Copy out every line containing the word "Materials".

RECORDS TO USE ▸

* Start *

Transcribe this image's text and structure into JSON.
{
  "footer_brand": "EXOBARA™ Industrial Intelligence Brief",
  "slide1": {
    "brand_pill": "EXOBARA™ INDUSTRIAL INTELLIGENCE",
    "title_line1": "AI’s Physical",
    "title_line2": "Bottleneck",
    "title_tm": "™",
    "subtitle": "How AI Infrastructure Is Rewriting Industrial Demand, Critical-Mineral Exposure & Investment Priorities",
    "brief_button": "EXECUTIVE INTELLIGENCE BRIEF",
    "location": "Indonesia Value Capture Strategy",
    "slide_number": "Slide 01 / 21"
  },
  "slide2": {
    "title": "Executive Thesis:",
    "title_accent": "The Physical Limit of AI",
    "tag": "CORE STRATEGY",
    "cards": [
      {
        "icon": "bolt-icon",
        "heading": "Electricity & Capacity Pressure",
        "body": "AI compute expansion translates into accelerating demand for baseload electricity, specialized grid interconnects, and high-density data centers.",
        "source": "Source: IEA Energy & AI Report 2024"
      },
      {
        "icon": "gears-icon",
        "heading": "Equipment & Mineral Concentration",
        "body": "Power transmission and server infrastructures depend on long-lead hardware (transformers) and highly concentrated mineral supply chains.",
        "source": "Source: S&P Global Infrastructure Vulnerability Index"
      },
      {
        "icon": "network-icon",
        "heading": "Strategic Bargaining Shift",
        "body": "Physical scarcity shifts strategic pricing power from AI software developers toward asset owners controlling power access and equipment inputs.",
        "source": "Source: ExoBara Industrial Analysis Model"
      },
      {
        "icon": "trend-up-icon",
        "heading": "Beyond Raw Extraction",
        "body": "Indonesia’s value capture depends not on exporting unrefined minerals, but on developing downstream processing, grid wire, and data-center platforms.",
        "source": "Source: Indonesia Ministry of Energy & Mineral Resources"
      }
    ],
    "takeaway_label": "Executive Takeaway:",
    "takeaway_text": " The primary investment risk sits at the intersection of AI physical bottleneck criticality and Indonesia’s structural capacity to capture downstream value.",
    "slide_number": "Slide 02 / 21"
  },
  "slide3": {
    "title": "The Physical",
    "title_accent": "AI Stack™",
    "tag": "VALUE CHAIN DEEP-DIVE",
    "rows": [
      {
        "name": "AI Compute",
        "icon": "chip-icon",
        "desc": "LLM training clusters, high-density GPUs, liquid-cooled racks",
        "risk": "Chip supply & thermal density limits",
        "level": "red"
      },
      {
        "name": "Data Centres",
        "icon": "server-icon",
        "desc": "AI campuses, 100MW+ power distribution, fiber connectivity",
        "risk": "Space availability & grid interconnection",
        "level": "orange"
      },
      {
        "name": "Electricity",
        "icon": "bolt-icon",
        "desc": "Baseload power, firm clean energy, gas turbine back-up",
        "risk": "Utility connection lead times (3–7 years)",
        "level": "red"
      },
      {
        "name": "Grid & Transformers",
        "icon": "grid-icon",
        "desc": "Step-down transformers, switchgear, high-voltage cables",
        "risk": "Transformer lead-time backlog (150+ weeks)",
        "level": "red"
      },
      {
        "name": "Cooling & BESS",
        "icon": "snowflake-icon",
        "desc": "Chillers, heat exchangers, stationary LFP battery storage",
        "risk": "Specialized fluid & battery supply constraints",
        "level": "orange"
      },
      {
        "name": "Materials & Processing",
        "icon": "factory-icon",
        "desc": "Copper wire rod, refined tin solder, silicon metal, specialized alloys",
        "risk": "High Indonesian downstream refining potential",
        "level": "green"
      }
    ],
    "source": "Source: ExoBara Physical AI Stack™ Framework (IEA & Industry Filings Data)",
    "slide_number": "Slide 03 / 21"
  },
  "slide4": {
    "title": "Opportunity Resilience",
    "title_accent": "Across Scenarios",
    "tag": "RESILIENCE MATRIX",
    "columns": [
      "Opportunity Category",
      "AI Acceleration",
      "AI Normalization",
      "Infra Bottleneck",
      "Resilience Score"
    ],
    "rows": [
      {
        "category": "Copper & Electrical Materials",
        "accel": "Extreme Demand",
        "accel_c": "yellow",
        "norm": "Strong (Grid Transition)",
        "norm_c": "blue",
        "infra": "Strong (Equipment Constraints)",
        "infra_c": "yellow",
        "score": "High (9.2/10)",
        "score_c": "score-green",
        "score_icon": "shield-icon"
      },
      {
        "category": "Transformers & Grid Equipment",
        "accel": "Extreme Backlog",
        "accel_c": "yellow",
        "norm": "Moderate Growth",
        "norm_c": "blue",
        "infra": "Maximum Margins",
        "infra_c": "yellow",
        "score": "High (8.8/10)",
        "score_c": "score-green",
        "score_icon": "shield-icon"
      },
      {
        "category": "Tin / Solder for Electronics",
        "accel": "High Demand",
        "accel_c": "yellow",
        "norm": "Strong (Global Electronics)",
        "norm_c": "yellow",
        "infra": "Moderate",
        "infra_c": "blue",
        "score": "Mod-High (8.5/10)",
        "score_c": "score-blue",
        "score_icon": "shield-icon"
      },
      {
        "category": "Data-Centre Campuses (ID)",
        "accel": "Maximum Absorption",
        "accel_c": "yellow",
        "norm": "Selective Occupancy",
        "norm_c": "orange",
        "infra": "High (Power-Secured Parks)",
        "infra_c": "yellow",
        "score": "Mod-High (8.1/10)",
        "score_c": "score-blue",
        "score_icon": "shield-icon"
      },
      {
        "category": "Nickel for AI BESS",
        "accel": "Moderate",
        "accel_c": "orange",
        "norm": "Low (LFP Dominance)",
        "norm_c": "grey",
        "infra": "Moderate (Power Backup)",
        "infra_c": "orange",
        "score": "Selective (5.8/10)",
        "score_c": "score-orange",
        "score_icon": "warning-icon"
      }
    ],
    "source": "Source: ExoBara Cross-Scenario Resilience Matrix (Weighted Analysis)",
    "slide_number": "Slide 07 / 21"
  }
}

* End *

RESPONSE TO THIS TASK ▸
        "name": "Materials & Processing",
        "category": "Copper & Electrical Materials",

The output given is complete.